**What is asked**
Write out the listing below again, precisely as it is given.

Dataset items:

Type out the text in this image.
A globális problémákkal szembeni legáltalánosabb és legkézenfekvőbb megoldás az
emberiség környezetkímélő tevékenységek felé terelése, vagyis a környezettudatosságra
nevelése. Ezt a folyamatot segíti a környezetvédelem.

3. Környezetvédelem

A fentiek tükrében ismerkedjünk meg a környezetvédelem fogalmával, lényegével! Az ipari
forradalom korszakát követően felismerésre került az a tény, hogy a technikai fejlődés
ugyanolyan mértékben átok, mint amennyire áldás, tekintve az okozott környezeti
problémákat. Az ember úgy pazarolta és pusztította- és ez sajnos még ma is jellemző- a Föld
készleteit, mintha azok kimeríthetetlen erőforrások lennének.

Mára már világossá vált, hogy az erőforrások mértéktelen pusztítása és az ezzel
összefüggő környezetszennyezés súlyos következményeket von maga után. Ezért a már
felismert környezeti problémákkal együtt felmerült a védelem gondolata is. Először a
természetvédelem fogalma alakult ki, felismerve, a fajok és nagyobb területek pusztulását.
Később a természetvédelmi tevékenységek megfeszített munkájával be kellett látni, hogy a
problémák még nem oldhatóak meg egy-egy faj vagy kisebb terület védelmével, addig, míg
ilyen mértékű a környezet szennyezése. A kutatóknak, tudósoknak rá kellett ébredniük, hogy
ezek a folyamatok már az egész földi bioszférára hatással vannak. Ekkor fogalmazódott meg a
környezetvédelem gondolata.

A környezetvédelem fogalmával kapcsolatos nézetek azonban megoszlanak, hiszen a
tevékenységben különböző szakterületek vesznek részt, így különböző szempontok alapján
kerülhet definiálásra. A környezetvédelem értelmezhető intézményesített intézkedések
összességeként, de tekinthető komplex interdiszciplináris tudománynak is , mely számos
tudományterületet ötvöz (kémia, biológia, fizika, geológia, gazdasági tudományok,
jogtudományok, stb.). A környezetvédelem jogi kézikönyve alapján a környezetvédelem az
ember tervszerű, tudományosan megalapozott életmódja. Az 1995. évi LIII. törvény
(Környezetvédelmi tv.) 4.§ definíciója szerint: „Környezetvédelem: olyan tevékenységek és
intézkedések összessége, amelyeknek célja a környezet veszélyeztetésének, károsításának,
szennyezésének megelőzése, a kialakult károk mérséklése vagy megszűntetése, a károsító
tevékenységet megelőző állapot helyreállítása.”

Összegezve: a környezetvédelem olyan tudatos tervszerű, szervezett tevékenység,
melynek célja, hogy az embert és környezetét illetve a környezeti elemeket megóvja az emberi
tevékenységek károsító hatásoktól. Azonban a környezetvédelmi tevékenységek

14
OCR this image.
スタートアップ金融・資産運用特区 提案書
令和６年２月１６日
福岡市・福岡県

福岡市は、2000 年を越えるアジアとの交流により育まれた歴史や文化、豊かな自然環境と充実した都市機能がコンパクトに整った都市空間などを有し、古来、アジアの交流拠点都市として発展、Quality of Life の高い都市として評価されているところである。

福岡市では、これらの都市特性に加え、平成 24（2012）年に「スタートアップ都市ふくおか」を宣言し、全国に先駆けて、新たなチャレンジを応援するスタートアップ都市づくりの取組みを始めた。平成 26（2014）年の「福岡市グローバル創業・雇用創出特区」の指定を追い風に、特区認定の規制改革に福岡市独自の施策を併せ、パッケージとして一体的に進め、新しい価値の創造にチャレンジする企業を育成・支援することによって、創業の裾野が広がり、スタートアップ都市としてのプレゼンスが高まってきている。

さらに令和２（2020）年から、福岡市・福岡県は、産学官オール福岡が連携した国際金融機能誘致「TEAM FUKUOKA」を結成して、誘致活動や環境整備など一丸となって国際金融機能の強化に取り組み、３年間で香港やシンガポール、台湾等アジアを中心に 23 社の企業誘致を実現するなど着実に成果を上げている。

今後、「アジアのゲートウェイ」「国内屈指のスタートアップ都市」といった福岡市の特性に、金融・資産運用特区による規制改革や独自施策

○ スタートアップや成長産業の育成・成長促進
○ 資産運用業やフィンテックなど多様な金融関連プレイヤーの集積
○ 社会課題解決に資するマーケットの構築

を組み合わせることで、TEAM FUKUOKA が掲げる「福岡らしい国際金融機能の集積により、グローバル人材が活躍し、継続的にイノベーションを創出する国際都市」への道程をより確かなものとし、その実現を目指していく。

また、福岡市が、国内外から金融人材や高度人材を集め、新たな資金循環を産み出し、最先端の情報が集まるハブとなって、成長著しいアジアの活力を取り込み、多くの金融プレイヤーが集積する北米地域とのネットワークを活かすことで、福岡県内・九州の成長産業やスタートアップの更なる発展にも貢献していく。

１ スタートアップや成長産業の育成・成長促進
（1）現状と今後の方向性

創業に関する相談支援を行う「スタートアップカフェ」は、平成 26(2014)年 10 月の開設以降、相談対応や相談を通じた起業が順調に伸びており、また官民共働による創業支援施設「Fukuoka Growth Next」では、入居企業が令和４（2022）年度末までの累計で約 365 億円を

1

**Response**
Type out the text in this image.
A globális problémákkal szembeni legáltalánosabb és legkézenfekvőbb megoldás az
emberiség környezetkímélő tevékenységek felé terelése, vagyis a környezettudatosságra
nevelése. Ezt a folyamatot segíti a környezetvédelem.

3. Környezetvédelem

A fentiek tükrében ismerkedjünk meg a környezetvédelem fogalmával, lényegével! Az ipari
forradalom korszakát követően felismerésre került az a tény, hogy a technikai fejlődés
ugyanolyan mértékben átok, mint amennyire áldás, tekintve az okozott környezeti
problémákat. Az ember úgy pazarolta és pusztította- és ez sajnos még ma is jellemző- a Föld
készleteit, mintha azok kimeríthetetlen erőforrások lennének.

Mára már világossá vált, hogy az erőforrások mértéktelen pusztítása és az ezzel
összefüggő környezetszennyezés súlyos következményeket von maga után. Ezért a már
felismert környezeti problémákkal együtt felmerült a védelem gondolata is. Először a
természetvédelem fogalma alakult ki, felismerve, a fajok és nagyobb területek pusztulását.
Később a természetvédelmi tevékenységek megfeszített munkájával be kellett látni, hogy a
problémák még nem oldhatóak meg egy-egy faj vagy kisebb terület védelmével, addig, míg
ilyen mértékű a környezet szennyezése. A kutatóknak, tudósoknak rá kellett ébredniük, hogy
ezek a folyamatok már az egész földi bioszférára hatással vannak. Ekkor fogalmazódott meg a
környezetvédelem gondolata.

A környezetvédelem fogalmával kapcsolatos nézetek azonban megoszlanak, hiszen a
tevékenységben különböző szakterületek vesznek részt, így különböző szempontok alapján
kerülhet definiálásra. A környezetvédelem értelmezhető intézményesített intézkedések
összességeként, de tekinthető komplex interdiszciplináris tudománynak is , mely számos
tudományterületet ötvöz (kémia, biológia, fizika, geológia, gazdasági tudományok,
jogtudományok, stb.). A környezetvédelem jogi kézikönyve alapján a környezetvédelem az
ember tervszerű, tudományosan megalapozott életmódja. Az 1995. évi LIII. törvény
(Környezetvédelmi tv.) 4.§ definíciója szerint: „Környezetvédelem: olyan tevékenységek és
intézkedések összessége, amelyeknek célja a környezet veszélyeztetésének, károsításának,
szennyezésének megelőzése, a kialakult károk mérséklése vagy megszűntetése, a károsító
tevékenységet megelőző állapot helyreállítása.”

Összegezve: a környezetvédelem olyan tudatos tervszerű, szervezett tevékenység,
melynek célja, hogy az embert és környezetét illetve a környezeti elemeket megóvja az emberi
tevékenységek károsító hatásoktól. Azonban a környezetvédelmi tevékenységek

14
OCR this image.
スタートアップ金融・資産運用特区 提案書
令和６年２月１６日
福岡市・福岡県

福岡市は、2000 年を越えるアジアとの交流により育まれた歴史や文化、豊かな自然環境と充実した都市機能がコンパクトに整った都市空間などを有し、古来、アジアの交流拠点都市として発展、Quality of Life の高い都市として評価されているところである。

福岡市では、これらの都市特性に加え、平成 24（2012）年に「スタートアップ都市ふくおか」を宣言し、全国に先駆けて、新たなチャレンジを応援するスタートアップ都市づくりの取組みを始めた。平成 26（2014）年の「福岡市グローバル創業・雇用創出特区」の指定を追い風に、特区認定の規制改革に福岡市独自の施策を併せ、パッケージとして一体的に進め、新しい価値の創造にチャレンジする企業を育成・支援することによって、創業の裾野が広がり、スタートアップ都市としてのプレゼンスが高まってきている。

さらに令和２（2020）年から、福岡市・福岡県は、産学官オール福岡が連携した国際金融機能誘致「TEAM FUKUOKA」を結成して、誘致活動や環境整備など一丸となって国際金融機能の強化に取り組み、３年間で香港やシンガポール、台湾等アジアを中心に 23 社の企業誘致を実現するなど着実に成果を上げている。

今後、「アジアのゲートウェイ」「国内屈指のスタートアップ都市」といった福岡市の特性に、金融・資産運用特区による規制改革や独自施策

○ スタートアップや成長産業の育成・成長促進
○ 資産運用業やフィンテックなど多様な金融関連プレイヤーの集積
○ 社会課題解決に資するマーケットの構築

を組み合わせることで、TEAM FUKUOKA が掲げる「福岡らしい国際金融機能の集積により、グローバル人材が活躍し、継続的にイノベーションを創出する国際都市」への道程をより確かなものとし、その実現を目指していく。

また、福岡市が、国内外から金融人材や高度人材を集め、新たな資金循環を産み出し、最先端の情報が集まるハブとなって、成長著しいアジアの活力を取り込み、多くの金融プレイヤーが集積する北米地域とのネットワークを活かすことで、福岡県内・九州の成長産業やスタートアップの更なる発展にも貢献していく。

１ スタートアップや成長産業の育成・成長促進
（1）現状と今後の方向性

創業に関する相談支援を行う「スタートアップカフェ」は、平成 26(2014)年 10 月の開設以降、相談対応や相談を通じた起業が順調に伸びており、また官民共働による創業支援施設「Fukuoka Growth Next」では、入居企業が令和４（2022）年度末までの累計で約 365 億円を

1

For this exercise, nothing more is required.